Exercise: Count each line below that has "username" anywhere in it. Answer with the total alone.

Stored data
=-=-=
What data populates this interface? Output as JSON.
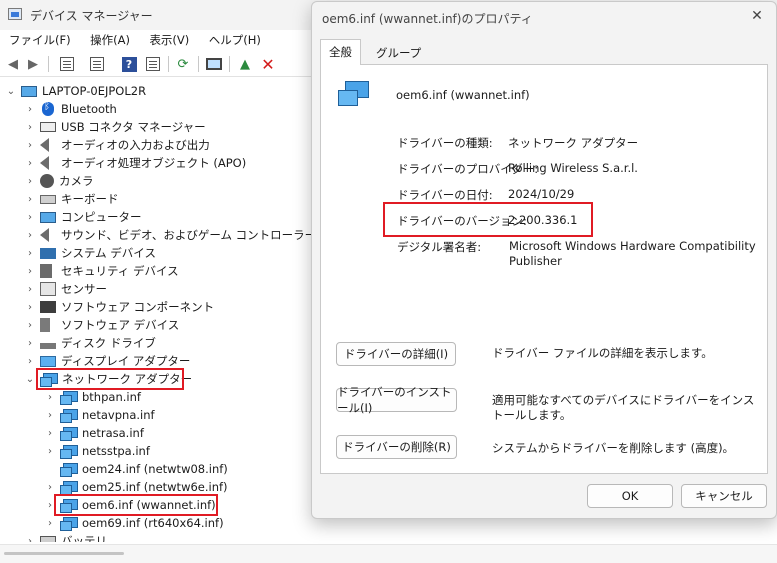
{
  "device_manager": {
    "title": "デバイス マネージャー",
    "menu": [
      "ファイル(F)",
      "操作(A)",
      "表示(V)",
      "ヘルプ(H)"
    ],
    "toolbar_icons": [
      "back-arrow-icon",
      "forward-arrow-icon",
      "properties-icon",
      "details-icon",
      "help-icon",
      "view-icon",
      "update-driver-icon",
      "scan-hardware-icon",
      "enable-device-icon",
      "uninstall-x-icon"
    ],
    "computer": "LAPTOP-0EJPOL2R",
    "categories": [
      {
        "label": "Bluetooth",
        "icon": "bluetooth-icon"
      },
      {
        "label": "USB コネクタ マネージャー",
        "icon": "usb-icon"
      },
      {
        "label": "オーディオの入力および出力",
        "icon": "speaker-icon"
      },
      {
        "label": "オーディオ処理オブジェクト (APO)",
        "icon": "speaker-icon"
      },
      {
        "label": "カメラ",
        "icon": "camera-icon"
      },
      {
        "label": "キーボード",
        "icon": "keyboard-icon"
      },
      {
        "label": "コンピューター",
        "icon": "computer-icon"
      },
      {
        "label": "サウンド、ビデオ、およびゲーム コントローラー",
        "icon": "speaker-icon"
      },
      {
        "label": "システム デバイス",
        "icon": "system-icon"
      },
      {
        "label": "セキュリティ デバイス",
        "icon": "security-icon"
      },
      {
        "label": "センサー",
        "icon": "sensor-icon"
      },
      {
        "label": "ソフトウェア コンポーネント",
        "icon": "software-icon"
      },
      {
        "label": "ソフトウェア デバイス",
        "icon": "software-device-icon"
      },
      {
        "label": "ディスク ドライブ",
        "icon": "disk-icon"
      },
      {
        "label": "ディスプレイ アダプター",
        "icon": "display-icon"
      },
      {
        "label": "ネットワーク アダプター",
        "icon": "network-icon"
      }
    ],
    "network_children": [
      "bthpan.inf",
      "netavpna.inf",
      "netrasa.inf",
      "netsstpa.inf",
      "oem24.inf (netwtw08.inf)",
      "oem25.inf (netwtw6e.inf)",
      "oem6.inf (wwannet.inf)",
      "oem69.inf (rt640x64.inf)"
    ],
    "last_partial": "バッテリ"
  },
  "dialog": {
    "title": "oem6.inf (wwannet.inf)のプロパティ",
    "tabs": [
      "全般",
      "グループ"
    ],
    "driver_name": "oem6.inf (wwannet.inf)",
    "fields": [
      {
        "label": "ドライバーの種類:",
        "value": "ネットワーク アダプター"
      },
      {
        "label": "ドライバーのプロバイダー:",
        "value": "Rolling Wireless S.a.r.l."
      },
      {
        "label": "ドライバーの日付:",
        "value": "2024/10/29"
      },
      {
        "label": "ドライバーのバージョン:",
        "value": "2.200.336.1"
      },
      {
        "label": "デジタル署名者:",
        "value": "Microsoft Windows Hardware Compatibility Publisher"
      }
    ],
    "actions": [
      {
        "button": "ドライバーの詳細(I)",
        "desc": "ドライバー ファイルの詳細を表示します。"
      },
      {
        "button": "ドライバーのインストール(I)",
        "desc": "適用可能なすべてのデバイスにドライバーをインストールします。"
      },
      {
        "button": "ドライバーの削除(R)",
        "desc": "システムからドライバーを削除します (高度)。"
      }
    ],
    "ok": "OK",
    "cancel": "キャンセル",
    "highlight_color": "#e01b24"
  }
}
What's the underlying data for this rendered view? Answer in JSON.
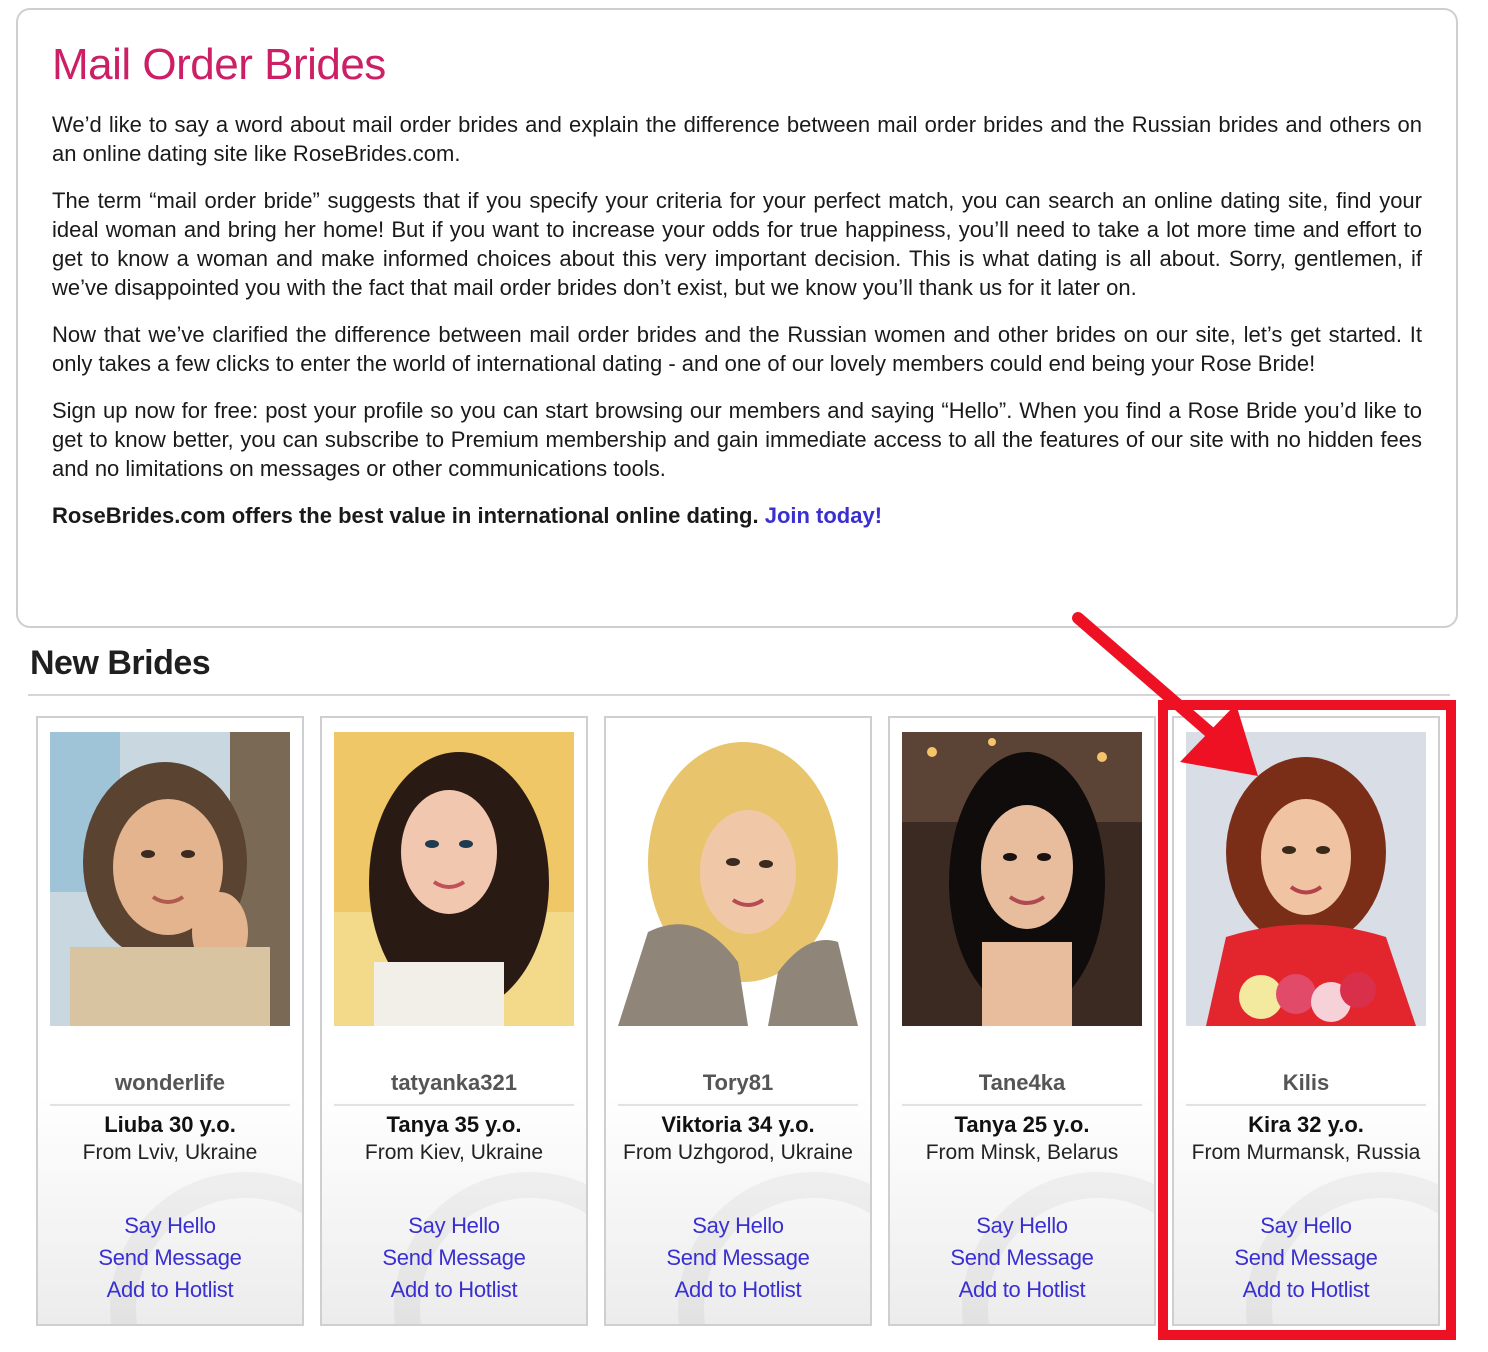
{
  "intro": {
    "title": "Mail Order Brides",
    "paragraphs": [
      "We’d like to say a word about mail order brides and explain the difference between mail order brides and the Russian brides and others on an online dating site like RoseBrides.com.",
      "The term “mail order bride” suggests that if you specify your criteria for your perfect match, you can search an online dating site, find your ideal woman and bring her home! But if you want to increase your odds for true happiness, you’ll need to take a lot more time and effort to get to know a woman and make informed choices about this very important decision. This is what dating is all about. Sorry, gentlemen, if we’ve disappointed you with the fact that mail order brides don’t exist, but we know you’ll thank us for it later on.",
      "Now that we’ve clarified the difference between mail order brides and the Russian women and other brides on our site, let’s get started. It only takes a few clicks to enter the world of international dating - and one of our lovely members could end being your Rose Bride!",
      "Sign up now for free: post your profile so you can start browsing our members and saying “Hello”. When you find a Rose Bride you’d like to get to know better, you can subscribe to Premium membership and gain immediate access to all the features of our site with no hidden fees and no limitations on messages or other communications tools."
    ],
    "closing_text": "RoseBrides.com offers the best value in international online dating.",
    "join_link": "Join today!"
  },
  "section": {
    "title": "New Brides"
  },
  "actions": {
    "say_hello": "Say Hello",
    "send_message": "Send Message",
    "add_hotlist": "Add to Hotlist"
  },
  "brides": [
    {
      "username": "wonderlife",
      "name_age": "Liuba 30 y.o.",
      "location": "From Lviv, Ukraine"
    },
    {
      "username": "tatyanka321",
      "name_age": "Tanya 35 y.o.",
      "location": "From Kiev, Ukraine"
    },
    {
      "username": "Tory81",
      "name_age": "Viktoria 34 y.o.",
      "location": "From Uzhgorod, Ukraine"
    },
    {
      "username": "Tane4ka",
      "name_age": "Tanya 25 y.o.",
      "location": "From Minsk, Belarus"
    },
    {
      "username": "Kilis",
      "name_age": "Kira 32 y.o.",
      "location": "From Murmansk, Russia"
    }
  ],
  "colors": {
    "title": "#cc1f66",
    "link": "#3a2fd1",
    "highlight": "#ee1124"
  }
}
=-=-=
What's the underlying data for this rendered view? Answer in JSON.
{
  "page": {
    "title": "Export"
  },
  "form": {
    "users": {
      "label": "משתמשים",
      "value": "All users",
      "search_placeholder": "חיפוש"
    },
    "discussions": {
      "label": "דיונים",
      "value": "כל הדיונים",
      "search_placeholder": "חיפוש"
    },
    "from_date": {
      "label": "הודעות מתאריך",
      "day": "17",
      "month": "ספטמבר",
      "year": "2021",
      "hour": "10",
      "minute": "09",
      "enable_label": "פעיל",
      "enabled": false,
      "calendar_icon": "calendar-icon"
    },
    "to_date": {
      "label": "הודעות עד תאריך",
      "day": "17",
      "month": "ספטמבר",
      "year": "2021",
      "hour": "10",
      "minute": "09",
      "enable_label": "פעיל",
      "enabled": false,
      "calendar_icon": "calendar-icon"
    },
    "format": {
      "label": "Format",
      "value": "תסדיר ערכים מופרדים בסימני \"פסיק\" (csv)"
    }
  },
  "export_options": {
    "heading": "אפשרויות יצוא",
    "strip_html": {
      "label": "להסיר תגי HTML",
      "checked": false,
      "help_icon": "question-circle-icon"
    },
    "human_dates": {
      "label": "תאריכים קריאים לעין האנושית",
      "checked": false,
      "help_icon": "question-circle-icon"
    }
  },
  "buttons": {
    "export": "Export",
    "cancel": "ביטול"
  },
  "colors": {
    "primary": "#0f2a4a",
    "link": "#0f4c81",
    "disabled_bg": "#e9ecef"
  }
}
=-=-=
Solution for this problem: 5